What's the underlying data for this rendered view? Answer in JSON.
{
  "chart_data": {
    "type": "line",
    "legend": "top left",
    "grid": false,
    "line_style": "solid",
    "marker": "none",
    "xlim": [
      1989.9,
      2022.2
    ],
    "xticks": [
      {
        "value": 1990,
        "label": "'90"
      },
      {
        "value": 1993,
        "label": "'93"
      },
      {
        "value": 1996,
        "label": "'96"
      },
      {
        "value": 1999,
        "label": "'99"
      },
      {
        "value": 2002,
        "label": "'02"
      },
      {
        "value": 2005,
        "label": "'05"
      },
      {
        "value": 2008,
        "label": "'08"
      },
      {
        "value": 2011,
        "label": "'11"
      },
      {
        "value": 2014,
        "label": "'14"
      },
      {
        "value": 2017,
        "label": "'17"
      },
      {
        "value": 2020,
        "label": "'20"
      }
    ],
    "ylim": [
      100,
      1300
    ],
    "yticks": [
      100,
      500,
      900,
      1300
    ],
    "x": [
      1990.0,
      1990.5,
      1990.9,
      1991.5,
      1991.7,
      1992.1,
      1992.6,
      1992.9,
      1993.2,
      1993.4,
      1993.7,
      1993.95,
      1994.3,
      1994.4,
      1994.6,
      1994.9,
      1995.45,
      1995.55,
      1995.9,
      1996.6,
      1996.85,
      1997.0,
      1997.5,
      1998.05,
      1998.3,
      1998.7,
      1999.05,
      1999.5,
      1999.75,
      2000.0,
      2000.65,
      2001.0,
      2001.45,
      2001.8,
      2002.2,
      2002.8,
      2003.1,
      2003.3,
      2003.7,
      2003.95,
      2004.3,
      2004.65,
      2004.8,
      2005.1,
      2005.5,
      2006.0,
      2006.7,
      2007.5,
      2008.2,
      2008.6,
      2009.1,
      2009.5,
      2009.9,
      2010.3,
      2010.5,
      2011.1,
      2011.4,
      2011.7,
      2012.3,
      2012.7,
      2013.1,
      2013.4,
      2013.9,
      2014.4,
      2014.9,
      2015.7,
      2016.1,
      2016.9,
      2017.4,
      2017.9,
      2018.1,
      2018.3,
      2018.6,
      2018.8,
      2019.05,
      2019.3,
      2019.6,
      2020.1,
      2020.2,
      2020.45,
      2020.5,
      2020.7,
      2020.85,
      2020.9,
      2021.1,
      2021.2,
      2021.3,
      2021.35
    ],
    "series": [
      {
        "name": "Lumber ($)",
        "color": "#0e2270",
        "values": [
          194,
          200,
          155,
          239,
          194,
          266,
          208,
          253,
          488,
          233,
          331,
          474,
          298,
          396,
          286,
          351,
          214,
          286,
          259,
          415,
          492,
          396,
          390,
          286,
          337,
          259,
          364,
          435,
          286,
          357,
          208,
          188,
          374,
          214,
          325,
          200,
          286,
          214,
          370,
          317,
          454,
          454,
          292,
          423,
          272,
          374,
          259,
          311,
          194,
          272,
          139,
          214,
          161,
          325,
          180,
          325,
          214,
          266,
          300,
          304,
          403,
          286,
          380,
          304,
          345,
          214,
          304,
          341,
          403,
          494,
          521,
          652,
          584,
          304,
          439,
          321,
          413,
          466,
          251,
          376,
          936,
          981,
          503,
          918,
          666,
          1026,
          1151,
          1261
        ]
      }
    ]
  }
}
....................
# STATED PROBLEM:
Search the listing for the word "label". Copy every line in which it occurs.

# REPLY TO THE EXERCISE:
        "label": "'90"
        "label": "'93"
        "label": "'96"
        "label": "'99"
        "label": "'02"
        "label": "'05"
        "label": "'08"
        "label": "'11"
        "label": "'14"
        "label": "'17"
        "label": "'20"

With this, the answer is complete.